● Supplied records
^^^^

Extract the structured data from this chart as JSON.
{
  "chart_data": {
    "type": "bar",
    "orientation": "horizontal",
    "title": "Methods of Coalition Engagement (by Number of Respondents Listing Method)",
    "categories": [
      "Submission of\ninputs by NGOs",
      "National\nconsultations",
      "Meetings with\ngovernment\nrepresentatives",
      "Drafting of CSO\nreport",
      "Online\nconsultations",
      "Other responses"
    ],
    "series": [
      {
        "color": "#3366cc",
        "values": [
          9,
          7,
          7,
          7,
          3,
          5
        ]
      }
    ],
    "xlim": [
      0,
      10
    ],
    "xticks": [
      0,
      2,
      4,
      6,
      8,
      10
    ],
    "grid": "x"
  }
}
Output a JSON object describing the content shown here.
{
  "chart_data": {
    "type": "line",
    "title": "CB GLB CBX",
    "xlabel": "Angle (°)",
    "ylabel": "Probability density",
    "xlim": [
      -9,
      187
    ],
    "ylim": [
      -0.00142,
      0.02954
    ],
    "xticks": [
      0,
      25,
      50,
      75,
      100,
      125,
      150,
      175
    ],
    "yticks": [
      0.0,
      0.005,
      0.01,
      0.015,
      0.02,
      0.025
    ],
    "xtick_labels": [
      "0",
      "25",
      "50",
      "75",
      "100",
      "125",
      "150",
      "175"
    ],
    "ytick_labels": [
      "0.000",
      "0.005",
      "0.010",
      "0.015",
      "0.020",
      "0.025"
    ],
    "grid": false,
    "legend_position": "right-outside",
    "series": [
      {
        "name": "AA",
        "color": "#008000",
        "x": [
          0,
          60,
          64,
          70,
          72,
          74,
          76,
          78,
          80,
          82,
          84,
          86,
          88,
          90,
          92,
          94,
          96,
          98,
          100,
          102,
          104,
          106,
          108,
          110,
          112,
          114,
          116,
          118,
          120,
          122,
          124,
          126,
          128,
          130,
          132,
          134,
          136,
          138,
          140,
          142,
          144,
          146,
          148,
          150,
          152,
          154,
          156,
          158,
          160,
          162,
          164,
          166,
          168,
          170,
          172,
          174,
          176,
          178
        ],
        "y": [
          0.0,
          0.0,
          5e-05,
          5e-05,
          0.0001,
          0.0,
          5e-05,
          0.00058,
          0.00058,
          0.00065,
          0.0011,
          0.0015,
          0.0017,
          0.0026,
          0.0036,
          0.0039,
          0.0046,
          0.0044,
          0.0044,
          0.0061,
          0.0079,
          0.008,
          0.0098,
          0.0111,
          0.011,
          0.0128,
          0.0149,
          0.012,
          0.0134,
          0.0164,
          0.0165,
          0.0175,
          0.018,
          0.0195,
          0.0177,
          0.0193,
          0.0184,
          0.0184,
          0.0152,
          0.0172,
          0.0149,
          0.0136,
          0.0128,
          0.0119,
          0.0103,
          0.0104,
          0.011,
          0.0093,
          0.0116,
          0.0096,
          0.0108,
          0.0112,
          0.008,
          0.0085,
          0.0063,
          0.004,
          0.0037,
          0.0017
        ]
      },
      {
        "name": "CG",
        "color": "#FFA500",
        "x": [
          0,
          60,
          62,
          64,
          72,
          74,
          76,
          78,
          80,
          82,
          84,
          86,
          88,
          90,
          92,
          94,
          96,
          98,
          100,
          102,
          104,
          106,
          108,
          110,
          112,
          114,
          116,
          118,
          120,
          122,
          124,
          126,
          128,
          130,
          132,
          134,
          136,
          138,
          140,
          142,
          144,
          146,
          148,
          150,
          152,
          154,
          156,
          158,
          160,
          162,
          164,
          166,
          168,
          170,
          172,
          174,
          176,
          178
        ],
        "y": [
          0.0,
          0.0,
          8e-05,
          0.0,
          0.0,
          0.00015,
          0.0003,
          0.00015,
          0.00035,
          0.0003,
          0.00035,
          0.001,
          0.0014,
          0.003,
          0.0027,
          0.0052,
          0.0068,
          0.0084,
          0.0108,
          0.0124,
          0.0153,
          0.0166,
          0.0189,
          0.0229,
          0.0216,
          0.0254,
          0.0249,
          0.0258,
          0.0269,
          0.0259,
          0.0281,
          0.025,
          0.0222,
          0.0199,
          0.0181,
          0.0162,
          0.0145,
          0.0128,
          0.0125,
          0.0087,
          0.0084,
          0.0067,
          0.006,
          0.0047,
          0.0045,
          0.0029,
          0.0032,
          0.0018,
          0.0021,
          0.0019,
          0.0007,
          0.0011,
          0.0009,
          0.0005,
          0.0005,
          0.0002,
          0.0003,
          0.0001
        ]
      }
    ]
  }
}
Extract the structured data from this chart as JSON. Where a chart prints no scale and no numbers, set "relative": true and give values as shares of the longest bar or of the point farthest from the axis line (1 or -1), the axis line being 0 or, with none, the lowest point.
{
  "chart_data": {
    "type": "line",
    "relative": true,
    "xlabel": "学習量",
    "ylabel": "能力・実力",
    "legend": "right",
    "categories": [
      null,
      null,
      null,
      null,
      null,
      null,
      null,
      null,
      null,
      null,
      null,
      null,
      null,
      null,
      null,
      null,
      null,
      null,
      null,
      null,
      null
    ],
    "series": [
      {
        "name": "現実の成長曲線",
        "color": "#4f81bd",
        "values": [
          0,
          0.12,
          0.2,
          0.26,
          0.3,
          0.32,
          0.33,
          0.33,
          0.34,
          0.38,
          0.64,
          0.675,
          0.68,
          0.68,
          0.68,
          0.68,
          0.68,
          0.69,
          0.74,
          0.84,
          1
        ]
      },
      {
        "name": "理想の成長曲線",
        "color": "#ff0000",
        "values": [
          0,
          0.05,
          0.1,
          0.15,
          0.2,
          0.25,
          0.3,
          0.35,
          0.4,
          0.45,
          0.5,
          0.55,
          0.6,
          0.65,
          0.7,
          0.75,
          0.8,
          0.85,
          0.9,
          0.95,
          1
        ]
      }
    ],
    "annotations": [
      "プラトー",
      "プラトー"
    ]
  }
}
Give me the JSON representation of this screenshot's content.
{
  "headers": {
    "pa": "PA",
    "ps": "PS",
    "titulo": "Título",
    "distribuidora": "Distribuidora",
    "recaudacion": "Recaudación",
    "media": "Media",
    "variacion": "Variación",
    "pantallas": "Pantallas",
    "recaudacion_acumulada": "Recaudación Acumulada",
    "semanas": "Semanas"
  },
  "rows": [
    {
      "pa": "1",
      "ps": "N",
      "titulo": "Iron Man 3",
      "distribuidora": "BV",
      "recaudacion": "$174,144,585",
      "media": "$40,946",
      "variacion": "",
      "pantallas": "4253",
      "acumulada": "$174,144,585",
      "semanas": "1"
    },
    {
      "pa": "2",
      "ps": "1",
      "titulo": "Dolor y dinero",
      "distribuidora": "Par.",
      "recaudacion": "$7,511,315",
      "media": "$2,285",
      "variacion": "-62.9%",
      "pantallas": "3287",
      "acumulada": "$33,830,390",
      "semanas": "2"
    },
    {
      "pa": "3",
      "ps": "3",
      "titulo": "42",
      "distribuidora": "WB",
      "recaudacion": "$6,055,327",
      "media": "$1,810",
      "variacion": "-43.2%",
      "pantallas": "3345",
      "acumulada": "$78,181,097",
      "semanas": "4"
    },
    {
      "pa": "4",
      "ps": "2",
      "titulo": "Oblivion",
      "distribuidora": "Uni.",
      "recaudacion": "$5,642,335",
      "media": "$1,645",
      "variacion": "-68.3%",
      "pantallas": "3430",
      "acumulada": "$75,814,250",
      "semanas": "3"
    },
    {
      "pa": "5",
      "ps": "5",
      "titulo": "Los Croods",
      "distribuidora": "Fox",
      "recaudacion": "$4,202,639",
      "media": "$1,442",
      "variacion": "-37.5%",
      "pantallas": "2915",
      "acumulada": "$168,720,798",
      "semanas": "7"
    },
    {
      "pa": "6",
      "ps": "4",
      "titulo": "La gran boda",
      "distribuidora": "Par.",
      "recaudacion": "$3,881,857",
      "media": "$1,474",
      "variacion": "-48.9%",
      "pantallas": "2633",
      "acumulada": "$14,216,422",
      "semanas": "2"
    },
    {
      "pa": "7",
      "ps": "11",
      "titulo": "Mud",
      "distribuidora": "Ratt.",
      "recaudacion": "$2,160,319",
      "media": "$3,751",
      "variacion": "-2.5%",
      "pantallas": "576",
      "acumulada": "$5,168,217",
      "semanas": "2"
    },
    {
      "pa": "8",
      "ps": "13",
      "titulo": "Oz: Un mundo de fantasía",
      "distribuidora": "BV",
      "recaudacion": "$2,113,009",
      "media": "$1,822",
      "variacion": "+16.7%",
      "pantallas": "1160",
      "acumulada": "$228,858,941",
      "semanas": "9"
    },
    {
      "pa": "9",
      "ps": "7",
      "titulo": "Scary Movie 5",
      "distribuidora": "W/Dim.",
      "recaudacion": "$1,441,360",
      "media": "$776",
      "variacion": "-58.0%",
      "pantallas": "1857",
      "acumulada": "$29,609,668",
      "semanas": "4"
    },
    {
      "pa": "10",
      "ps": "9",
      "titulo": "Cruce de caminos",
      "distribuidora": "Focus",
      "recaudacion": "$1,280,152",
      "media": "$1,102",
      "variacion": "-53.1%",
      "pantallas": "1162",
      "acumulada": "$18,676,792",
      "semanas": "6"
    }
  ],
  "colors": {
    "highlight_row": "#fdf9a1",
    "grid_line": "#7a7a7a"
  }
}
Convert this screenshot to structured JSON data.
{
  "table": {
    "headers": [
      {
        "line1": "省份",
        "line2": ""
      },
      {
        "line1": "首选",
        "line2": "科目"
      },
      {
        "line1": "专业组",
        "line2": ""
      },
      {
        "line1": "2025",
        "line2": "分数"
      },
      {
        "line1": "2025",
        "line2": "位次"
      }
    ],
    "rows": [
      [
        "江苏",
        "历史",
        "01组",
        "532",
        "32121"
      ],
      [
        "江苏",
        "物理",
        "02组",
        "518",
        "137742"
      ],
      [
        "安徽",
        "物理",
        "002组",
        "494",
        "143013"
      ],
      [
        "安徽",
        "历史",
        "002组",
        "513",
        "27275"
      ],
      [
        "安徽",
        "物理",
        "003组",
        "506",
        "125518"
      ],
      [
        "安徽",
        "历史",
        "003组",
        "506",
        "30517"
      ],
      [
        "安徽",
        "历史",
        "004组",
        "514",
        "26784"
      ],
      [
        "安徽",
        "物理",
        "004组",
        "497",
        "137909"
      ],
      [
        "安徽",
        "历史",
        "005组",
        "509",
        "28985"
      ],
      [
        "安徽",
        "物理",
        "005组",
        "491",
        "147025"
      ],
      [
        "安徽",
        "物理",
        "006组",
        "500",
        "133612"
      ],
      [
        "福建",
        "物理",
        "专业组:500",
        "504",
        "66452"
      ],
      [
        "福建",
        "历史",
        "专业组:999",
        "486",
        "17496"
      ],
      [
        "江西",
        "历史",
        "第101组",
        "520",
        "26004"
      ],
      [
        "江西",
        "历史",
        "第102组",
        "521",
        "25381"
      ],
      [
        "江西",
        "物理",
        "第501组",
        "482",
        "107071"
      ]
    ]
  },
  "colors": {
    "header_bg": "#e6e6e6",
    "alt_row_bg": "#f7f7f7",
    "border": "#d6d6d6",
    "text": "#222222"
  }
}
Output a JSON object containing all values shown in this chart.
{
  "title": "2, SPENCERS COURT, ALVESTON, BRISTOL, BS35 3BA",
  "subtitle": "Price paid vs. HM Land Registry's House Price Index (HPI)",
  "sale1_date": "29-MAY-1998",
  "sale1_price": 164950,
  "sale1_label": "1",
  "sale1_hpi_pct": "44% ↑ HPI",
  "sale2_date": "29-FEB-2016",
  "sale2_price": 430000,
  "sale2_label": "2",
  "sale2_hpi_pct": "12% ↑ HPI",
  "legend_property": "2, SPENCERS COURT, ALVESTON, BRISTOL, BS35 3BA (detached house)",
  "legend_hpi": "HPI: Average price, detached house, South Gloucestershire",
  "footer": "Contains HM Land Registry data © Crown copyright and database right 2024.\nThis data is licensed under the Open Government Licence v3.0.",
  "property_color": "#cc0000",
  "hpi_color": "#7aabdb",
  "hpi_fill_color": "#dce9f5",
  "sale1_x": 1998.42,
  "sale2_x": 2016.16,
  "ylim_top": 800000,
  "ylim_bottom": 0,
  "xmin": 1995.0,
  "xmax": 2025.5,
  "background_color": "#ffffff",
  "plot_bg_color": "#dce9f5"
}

^^^^

● Aim of the exercise
Only the number is wanted: how many lines contain the string "object"?

● Task result
2